─── Provided entries

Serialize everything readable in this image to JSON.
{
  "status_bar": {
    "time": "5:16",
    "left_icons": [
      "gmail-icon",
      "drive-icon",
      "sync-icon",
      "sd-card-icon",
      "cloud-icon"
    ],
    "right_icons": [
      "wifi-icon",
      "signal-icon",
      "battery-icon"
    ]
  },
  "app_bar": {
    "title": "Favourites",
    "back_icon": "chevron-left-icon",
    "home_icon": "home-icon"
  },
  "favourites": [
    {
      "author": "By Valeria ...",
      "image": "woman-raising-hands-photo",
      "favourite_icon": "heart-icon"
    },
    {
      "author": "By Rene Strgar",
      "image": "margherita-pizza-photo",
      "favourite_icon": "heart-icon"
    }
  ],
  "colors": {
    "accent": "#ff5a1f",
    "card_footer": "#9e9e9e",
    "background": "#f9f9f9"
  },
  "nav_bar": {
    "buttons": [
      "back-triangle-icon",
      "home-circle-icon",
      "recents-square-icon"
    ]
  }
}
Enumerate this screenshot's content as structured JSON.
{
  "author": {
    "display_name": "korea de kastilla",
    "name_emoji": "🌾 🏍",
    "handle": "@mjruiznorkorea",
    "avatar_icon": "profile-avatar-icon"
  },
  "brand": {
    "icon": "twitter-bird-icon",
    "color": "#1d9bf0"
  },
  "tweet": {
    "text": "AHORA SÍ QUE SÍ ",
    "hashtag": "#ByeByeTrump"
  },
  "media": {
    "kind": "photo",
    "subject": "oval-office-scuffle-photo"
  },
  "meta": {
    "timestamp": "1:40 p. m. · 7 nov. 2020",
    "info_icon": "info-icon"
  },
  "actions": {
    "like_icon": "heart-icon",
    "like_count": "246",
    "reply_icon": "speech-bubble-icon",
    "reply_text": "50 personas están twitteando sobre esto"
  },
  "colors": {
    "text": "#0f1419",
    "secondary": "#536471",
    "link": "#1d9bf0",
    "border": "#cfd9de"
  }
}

──────

• _Your task_
Considering only the records above, state the number of lines that include the word "photo", with nothing added.

• _Answer to this exercise_
4